## PARTS OF THE EXERCISE
**a.** Quote the stretch of the y2038 note on DRM vblank timestamps from "- As of commit" through "through a module-parameter.", word for word.
**b.** Pick up the y2038 note on DRM vblank timestamps after its last sentence and write what comes next.
-- START EXCERPT PROVIDED --
This is a bit suspicious, as users of 'timeval' often suffer from
the time_t overflow in y2038. I have gone through this code and
found that it is unlikely to cause problems here:
- The user space ABI does not use time_t or timeval, but uses
'u32' and 'long' as the types. This means at least that rebuilding
user programs against a new libc with 64-bit time_t does not
change the ABI.
- As of commit c61eef726a78 ("drm: add support for monotonic vblank
timestamps") in linux-3.8, the monotonic timestamp is the default
and can only get reverted to wall-clock through a module-parameter.
- With the default monotonic timestamps, there is no problem at all.
- The drm_wait_vblank_ioctl() interface is alway safe on 64-bit
architectures, on 32-bit it might overflow the 'long' timestamps
in 2038 with wall-clock timestamps.
-- END EXCERPT PROVIDED --
-- START RECORD LIST --
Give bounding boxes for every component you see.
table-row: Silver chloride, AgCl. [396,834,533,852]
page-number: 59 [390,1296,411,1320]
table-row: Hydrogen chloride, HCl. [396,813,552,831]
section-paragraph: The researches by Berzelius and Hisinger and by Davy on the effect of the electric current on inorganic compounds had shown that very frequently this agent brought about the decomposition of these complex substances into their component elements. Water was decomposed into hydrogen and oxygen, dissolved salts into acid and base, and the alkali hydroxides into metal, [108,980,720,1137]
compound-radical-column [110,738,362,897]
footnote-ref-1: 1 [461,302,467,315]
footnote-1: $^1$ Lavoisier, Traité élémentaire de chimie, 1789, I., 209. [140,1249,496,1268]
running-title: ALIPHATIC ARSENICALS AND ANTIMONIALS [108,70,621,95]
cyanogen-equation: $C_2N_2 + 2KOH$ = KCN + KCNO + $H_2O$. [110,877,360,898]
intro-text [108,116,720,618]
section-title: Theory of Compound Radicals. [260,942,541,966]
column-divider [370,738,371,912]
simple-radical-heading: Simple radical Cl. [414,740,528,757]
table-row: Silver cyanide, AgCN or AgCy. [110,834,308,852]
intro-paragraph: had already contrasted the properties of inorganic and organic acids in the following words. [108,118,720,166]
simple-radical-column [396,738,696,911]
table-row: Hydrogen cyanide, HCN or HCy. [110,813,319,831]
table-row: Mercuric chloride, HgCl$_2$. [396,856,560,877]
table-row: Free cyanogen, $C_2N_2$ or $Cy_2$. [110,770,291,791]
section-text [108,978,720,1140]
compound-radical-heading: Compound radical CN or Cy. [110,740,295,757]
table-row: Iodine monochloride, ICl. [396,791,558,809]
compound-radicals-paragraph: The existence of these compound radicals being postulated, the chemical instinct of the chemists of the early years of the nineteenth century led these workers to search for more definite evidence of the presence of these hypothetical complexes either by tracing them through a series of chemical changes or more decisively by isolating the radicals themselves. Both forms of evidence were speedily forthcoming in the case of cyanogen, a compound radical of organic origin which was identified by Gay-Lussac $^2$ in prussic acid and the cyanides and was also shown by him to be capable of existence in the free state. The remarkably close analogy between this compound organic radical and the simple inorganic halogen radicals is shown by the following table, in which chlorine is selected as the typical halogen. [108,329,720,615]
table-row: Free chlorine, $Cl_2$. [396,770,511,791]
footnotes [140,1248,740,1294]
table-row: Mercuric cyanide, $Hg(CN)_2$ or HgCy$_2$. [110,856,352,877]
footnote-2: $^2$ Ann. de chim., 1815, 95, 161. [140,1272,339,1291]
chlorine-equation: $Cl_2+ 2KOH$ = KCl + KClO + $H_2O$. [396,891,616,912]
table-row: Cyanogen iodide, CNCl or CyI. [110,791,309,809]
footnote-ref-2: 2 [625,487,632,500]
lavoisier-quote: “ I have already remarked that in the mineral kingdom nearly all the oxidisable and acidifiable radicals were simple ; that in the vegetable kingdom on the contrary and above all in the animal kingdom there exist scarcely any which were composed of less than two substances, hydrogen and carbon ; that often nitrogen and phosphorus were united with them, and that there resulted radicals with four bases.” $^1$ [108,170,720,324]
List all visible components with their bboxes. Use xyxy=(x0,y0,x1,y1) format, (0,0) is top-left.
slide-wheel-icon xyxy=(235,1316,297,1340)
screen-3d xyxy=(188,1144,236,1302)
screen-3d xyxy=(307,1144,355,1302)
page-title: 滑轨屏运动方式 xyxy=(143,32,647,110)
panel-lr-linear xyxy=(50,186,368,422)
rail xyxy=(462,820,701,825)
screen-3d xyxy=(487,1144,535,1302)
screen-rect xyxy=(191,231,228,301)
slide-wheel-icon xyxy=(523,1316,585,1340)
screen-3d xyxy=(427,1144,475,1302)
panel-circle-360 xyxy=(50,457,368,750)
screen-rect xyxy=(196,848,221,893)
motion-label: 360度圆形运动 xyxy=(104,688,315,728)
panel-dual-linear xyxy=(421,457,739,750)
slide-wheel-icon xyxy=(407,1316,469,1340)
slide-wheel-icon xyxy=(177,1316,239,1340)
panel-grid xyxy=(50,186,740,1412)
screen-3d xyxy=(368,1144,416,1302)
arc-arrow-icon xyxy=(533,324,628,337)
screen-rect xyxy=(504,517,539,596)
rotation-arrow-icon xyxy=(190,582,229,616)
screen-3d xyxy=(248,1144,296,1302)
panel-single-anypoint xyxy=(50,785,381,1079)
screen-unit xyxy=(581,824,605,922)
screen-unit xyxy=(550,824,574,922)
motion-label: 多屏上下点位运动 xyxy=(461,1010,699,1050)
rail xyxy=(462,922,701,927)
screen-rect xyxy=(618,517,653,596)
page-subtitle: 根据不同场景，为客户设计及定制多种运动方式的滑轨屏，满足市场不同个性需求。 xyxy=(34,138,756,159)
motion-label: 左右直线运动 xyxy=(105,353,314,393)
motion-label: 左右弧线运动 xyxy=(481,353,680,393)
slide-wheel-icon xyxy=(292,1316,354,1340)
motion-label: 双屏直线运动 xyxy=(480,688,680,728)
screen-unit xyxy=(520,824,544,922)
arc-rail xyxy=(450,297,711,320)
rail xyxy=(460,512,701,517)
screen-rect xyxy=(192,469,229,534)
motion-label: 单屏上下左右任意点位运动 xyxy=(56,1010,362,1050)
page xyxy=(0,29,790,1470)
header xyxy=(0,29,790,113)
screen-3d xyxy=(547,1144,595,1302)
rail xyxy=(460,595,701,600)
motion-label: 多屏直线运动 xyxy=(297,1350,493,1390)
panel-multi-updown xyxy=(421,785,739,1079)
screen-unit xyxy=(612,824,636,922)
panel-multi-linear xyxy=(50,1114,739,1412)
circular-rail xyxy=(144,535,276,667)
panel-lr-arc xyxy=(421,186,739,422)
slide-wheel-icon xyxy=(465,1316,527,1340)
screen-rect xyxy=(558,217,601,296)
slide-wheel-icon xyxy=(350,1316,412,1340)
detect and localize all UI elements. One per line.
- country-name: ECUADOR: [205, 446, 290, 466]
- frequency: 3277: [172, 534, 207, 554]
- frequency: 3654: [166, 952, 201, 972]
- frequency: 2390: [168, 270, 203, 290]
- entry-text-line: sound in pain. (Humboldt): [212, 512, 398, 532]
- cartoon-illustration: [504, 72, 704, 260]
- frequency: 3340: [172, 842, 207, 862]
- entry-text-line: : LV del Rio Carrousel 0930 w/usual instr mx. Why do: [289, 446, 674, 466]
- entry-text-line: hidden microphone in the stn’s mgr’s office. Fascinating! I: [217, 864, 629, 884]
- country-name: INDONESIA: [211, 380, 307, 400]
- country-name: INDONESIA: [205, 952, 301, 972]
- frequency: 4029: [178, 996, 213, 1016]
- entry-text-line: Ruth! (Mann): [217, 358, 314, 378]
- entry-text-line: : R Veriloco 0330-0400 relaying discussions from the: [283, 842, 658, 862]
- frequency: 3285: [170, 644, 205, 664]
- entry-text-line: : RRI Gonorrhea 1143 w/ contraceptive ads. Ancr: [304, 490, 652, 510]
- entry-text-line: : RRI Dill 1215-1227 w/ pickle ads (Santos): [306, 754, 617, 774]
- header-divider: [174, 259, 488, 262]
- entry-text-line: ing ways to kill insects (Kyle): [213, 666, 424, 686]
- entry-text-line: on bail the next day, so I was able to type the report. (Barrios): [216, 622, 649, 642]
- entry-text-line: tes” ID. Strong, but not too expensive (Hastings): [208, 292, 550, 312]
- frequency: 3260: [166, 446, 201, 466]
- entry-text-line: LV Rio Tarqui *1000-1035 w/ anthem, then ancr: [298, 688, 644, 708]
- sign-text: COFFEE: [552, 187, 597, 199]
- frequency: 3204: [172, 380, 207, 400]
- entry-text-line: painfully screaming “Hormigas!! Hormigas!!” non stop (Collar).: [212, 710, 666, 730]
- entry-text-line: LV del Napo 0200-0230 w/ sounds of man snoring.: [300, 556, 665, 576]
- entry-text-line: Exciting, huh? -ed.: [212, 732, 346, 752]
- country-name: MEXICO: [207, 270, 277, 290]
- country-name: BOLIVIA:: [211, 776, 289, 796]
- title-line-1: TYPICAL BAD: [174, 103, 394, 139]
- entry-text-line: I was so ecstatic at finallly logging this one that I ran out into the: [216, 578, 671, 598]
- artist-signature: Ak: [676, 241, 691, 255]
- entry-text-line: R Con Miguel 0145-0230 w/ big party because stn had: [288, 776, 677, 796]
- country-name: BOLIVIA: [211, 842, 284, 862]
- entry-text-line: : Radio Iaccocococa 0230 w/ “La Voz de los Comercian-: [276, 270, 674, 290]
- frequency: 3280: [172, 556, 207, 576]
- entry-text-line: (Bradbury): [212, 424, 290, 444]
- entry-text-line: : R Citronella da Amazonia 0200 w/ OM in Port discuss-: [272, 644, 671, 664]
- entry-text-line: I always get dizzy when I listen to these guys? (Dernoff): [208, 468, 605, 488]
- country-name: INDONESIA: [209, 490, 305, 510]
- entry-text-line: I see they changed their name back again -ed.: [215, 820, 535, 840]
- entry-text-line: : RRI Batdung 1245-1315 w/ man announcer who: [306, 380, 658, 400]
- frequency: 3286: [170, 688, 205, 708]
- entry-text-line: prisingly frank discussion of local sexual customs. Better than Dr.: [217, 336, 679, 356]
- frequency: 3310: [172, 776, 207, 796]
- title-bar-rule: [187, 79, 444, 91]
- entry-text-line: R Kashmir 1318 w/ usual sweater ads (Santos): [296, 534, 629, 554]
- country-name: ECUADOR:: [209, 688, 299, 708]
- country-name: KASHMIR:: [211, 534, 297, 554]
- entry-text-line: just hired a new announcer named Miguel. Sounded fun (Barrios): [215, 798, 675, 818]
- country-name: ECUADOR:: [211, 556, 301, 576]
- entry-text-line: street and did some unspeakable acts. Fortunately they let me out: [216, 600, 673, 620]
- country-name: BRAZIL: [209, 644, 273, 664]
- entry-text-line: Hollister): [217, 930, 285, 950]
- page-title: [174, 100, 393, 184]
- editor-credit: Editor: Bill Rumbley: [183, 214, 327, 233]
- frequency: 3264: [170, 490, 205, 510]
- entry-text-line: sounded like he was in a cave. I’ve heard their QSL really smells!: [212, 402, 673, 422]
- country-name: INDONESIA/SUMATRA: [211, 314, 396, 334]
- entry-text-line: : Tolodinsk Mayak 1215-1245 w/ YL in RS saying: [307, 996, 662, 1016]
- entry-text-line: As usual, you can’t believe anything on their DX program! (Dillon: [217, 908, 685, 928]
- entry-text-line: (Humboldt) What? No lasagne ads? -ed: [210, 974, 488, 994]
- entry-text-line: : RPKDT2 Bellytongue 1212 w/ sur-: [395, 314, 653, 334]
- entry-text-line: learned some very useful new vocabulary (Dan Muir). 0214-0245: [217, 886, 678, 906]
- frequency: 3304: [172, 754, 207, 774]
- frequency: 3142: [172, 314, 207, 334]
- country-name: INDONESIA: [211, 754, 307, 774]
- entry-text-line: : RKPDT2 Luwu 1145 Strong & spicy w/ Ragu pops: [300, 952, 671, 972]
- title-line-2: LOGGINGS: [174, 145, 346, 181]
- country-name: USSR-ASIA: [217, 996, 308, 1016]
-- END RECORD LIST --
## RESULTS BY TASK
**a.**
- As of commit c61eef726a78 ("drm: add support for monotonic vblank
timestamps") in linux-3.8, the monotonic timestamp is the default
and can only get reverted to wall-clock through a module-parameter.

**b.**
- The event handling uses 'u32' seconds, which overflow in 2106
on both 32-bit and 64-bit machines, when wall-clock timestamps
are used.
- The effect of overflowing either of the two is only temporary
(during the overflow, and is likely to keep working again
afterwards. It is likely the same problem as observing a
'settimeofday()' call, which was the reason for moving to the
monotonic timestamps in the first place.
Overall, this seems good enough, so my patch removes the use of
'timeval' from the vblank handling altogether and uses ktime_t
consistently, except for the part where we copy the data to user
space structures in the existing format.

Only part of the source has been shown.